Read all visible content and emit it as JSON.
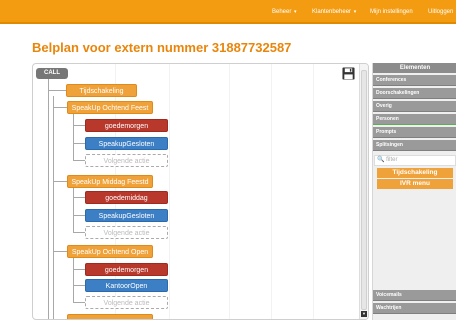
{
  "nav": {
    "items": [
      {
        "label": "Beheer",
        "caret": "▾"
      },
      {
        "label": "Klantenbeheer",
        "caret": "▾"
      },
      {
        "label": "Mijn instellingen",
        "caret": ""
      },
      {
        "label": "Uitloggen",
        "caret": ""
      }
    ]
  },
  "page": {
    "title": "Belplan voor extern nummer 31887732587"
  },
  "canvas": {
    "save_icon": "floppy-disk-icon",
    "nodes": {
      "call": "CALL",
      "tijdschakeling": "Tijdschakeling",
      "speakup_ochtend_feest": "SpeakUp Ochtend Feest",
      "goedemorgen_1": "goedemorgen",
      "speakup_gesloten_1": "SpeakupGesloten",
      "volgende_1": "Volgende actie",
      "speakup_middag_feest": "SpeakUp Middag Feestd",
      "goedemiddag": "goedemiddag",
      "speakup_gesloten_2": "SpeakupGesloten",
      "volgende_2": "Volgende actie",
      "speakup_ochtend_open": "SpeakUp Ochtend Open",
      "goedemorgen_2": "goedemorgen",
      "kantoor_open": "KantoorOpen",
      "volgende_3": "Volgende actie"
    }
  },
  "palette": {
    "header": "Elementen",
    "items": [
      "Conferences",
      "Doorschakelingen",
      "Overig",
      "Personen",
      "Prompts",
      "Splitsingen"
    ],
    "filter_placeholder": "filter",
    "filter_icon": "search-icon",
    "elements": [
      "Tijdschakeling",
      "IVR menu"
    ],
    "bottom_items": [
      "Voicemails",
      "Wachtrijen"
    ]
  },
  "colors": {
    "brand_orange": "#f39c12",
    "node_orange": "#f0a23a",
    "node_red": "#b8382c",
    "node_blue": "#3c7fc4",
    "node_gray": "#777777"
  }
}
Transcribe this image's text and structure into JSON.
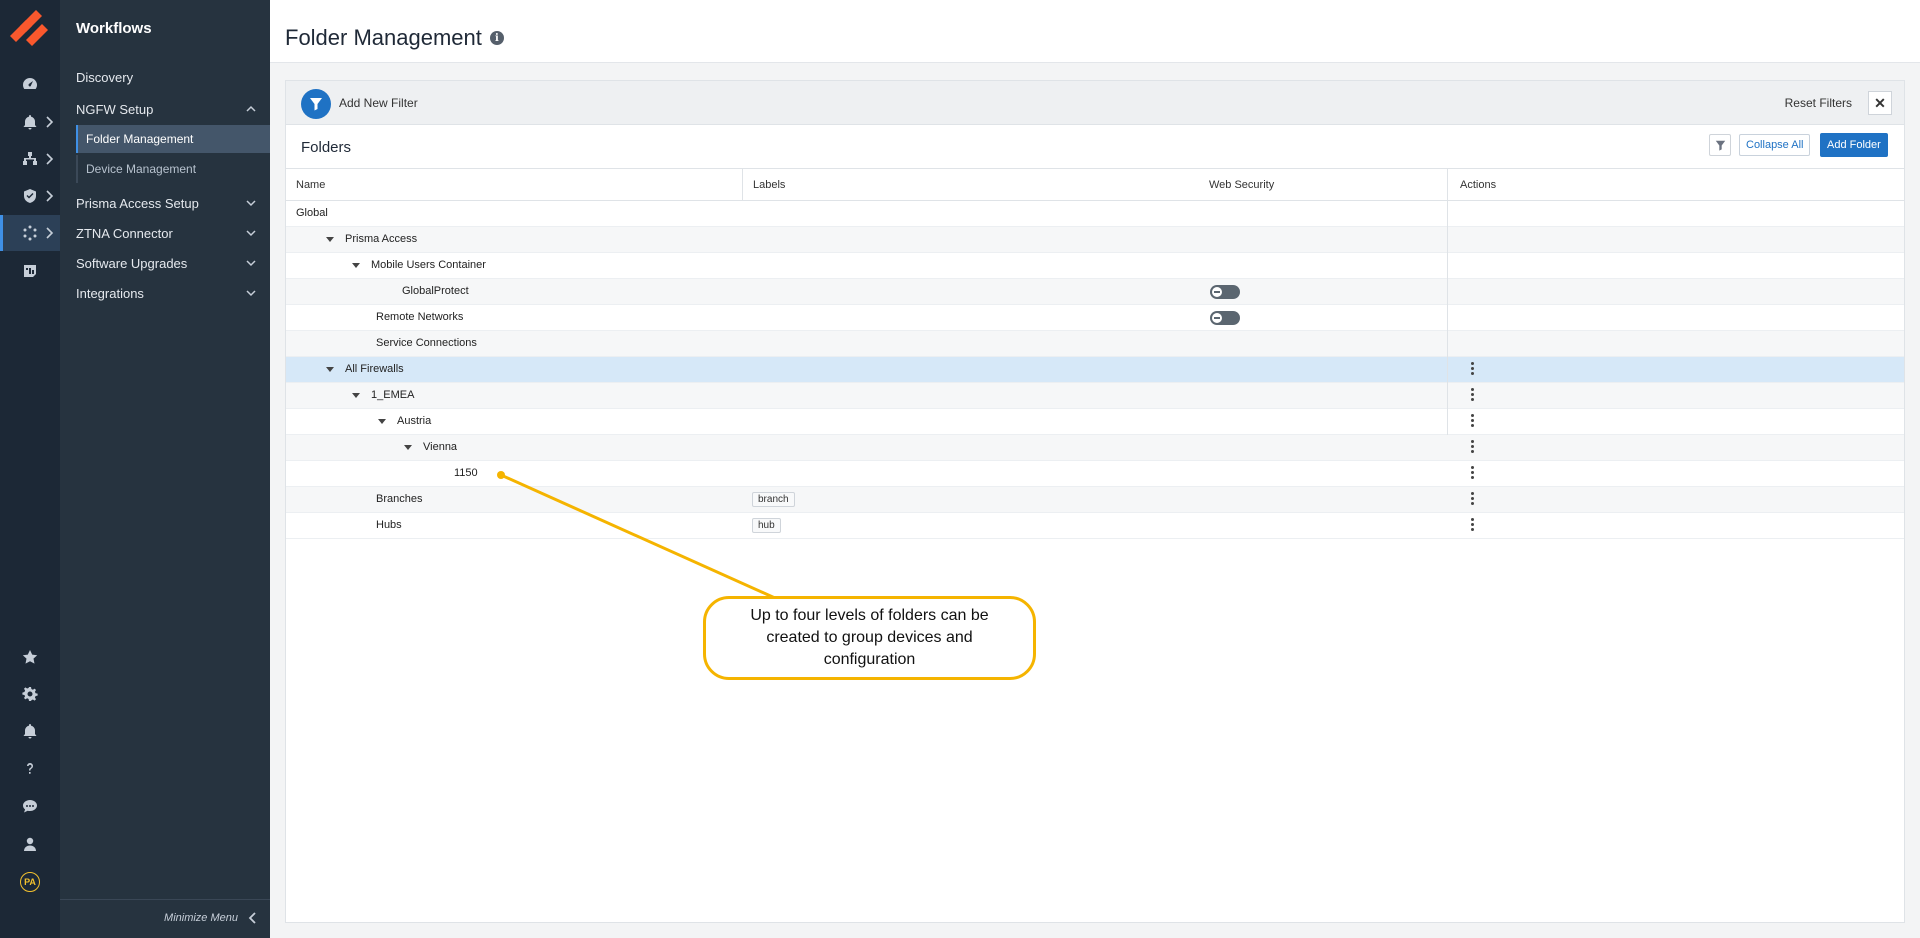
{
  "rail": {
    "items": [
      {
        "icon": "dashboard-icon"
      },
      {
        "icon": "alerts-icon"
      },
      {
        "icon": "network-icon"
      },
      {
        "icon": "security-shield-icon"
      },
      {
        "icon": "workflows-icon"
      },
      {
        "icon": "reports-icon"
      }
    ],
    "bottom": [
      {
        "icon": "star-icon"
      },
      {
        "icon": "gear-icon"
      },
      {
        "icon": "bell-icon"
      },
      {
        "icon": "help-icon"
      },
      {
        "icon": "chat-icon"
      },
      {
        "icon": "user-icon"
      }
    ],
    "avatar": "PA"
  },
  "sidebar": {
    "title": "Workflows",
    "items": [
      {
        "label": "Discovery"
      },
      {
        "label": "NGFW Setup"
      },
      {
        "label": "Folder Management"
      },
      {
        "label": "Device Management"
      },
      {
        "label": "Prisma Access Setup"
      },
      {
        "label": "ZTNA Connector"
      },
      {
        "label": "Software Upgrades"
      },
      {
        "label": "Integrations"
      }
    ],
    "minimize": "Minimize Menu"
  },
  "header": {
    "title": "Folder Management"
  },
  "filterbar": {
    "add_filter": "Add New Filter",
    "reset": "Reset Filters"
  },
  "folders": {
    "title": "Folders",
    "collapse_all": "Collapse All",
    "add_folder": "Add Folder",
    "columns": [
      "Name",
      "Labels",
      "Web Security",
      "Actions"
    ],
    "rows": [
      {
        "name": "Global",
        "label": "",
        "toggle": false,
        "actions": false
      },
      {
        "name": "Prisma Access",
        "label": "",
        "toggle": false,
        "actions": false
      },
      {
        "name": "Mobile Users Container",
        "label": "",
        "toggle": false,
        "actions": false
      },
      {
        "name": "GlobalProtect",
        "label": "",
        "toggle": true,
        "actions": false
      },
      {
        "name": "Remote Networks",
        "label": "",
        "toggle": true,
        "actions": false
      },
      {
        "name": "Service Connections",
        "label": "",
        "toggle": false,
        "actions": false
      },
      {
        "name": "All Firewalls",
        "label": "",
        "toggle": false,
        "actions": true
      },
      {
        "name": "1_EMEA",
        "label": "",
        "toggle": false,
        "actions": true
      },
      {
        "name": "Austria",
        "label": "",
        "toggle": false,
        "actions": true
      },
      {
        "name": "Vienna",
        "label": "",
        "toggle": false,
        "actions": true
      },
      {
        "name": "1150",
        "label": "",
        "toggle": false,
        "actions": true
      },
      {
        "name": "Branches",
        "label": "branch",
        "toggle": false,
        "actions": true
      },
      {
        "name": "Hubs",
        "label": "hub",
        "toggle": false,
        "actions": true
      }
    ]
  },
  "callout": {
    "text": "Up to four levels of folders can be created to group devices and configuration"
  },
  "colors": {
    "accent": "#1f72c4",
    "rail": "#1c2836",
    "sidebar": "#26333f",
    "callout_border": "#f5b400",
    "selected_row": "#d6e8f8"
  }
}
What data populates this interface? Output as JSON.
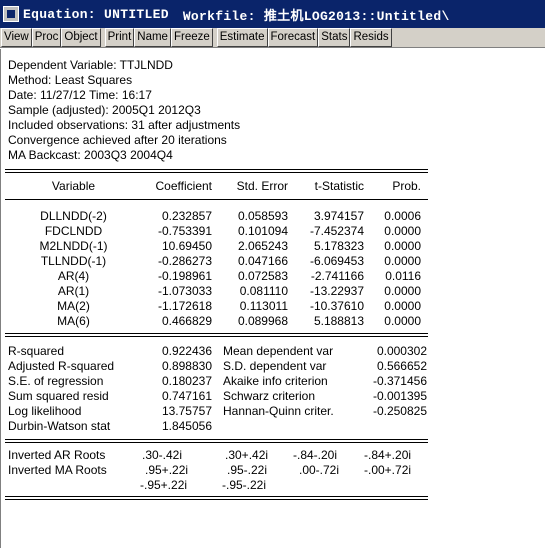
{
  "window": {
    "title": "Equation: UNTITLED",
    "workfile": "Workfile: 推土机LOG2013::Untitled\\"
  },
  "toolbar": {
    "buttons": [
      "View",
      "Proc",
      "Object",
      "Print",
      "Name",
      "Freeze",
      "Estimate",
      "Forecast",
      "Stats",
      "Resids"
    ]
  },
  "header_lines": [
    "Dependent Variable: TTJLNDD",
    "Method: Least Squares",
    "Date: 11/27/12   Time: 16:17",
    "Sample (adjusted): 2005Q1 2012Q3",
    "Included observations: 31 after adjustments",
    "Convergence achieved after 20 iterations",
    "MA Backcast: 2003Q3 2004Q4"
  ],
  "coef_table": {
    "columns": [
      "Variable",
      "Coefficient",
      "Std. Error",
      "t-Statistic",
      "Prob."
    ],
    "rows": [
      [
        "DLLNDD(-2)",
        "0.232857",
        "0.058593",
        "3.974157",
        "0.0006"
      ],
      [
        "FDCLNDD",
        "-0.753391",
        "0.101094",
        "-7.452374",
        "0.0000"
      ],
      [
        "M2LNDD(-1)",
        "10.69450",
        "2.065243",
        "5.178323",
        "0.0000"
      ],
      [
        "TLLNDD(-1)",
        "-0.286273",
        "0.047166",
        "-6.069453",
        "0.0000"
      ],
      [
        "AR(4)",
        "-0.198961",
        "0.072583",
        "-2.741166",
        "0.0116"
      ],
      [
        "AR(1)",
        "-1.073033",
        "0.081110",
        "-13.22937",
        "0.0000"
      ],
      [
        "MA(2)",
        "-1.172618",
        "0.113011",
        "-10.37610",
        "0.0000"
      ],
      [
        "MA(6)",
        "0.466829",
        "0.089968",
        "5.188813",
        "0.0000"
      ]
    ]
  },
  "stats_table": {
    "rows": [
      [
        "R-squared",
        "0.922436",
        "Mean dependent var",
        "0.000302"
      ],
      [
        "Adjusted R-squared",
        "0.898830",
        "S.D. dependent var",
        "0.566652"
      ],
      [
        "S.E. of regression",
        "0.180237",
        "Akaike info criterion",
        "-0.371456"
      ],
      [
        "Sum squared resid",
        "0.747161",
        "Schwarz criterion",
        "-0.001395"
      ],
      [
        "Log likelihood",
        "13.75757",
        "Hannan-Quinn criter.",
        "-0.250825"
      ],
      [
        "Durbin-Watson stat",
        "1.845056",
        "",
        ""
      ]
    ]
  },
  "roots": {
    "ar_label": "Inverted AR Roots",
    "ar_values": [
      ".30-.42i",
      ".30+.42i",
      "-.84-.20i",
      "-.84+.20i"
    ],
    "ma_label": "Inverted MA Roots",
    "ma_values": [
      ".95+.22i",
      ".95-.22i",
      ".00-.72i",
      "-.00+.72i"
    ],
    "ma_extra": [
      "-.95+.22i",
      "-.95-.22i"
    ]
  }
}
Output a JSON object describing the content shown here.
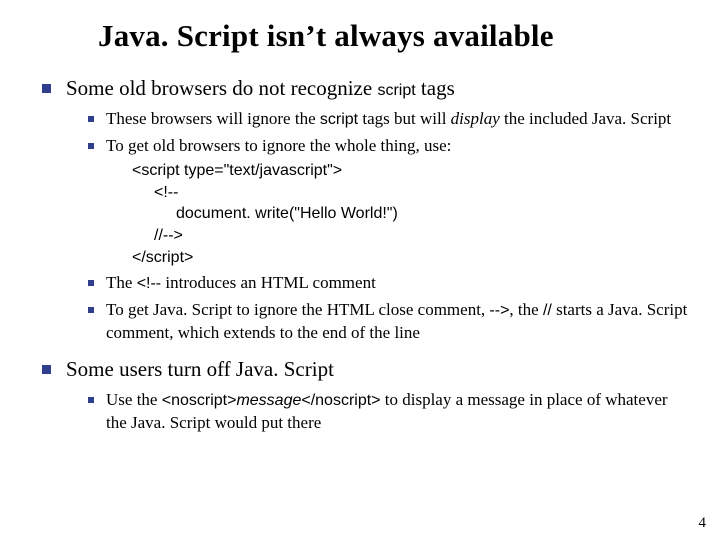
{
  "title": "Java. Script isn’t always available",
  "bullets": {
    "b1": {
      "pre": "Some old browsers do not recognize ",
      "code": "script",
      "post": " tags",
      "sub": {
        "s1": {
          "pre": "These browsers will ignore the ",
          "code": "script",
          "mid": " tags but will ",
          "ital": "display",
          "post": " the included Java. Script"
        },
        "s2": {
          "text": "To get old browsers to ignore the whole thing, use:"
        },
        "codeblock": {
          "l1": "<script type=\"text/javascript\">",
          "l2": "<!--",
          "l3": "document. write(\"Hello World!\")",
          "l4": "//-->",
          "l5": "</script>"
        },
        "s3": {
          "pre": "The ",
          "code": "<!--",
          "post": " introduces an HTML comment"
        },
        "s4": {
          "pre": "To get Java. Script to ignore the HTML close comment, ",
          "code1": "-->",
          "mid": ", the ",
          "code2": "//",
          "post": " starts a Java. Script comment, which extends to the end of the line"
        }
      }
    },
    "b2": {
      "text": "Some users turn off Java. Script",
      "sub": {
        "s1": {
          "pre": "Use the ",
          "code1": "<noscript>",
          "ital": "message",
          "code2": "</noscript>",
          "post": " to display a message in place of whatever the Java. Script would put there"
        }
      }
    }
  },
  "page_number": "4"
}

• _TASK TO COMPLETE_:
Pick out the lines containing the string "this".

• _REPLY TO THE EXERCISE_:
Transcribe this image's text and structure into JSON.
What data populates this interface? Output as JSON.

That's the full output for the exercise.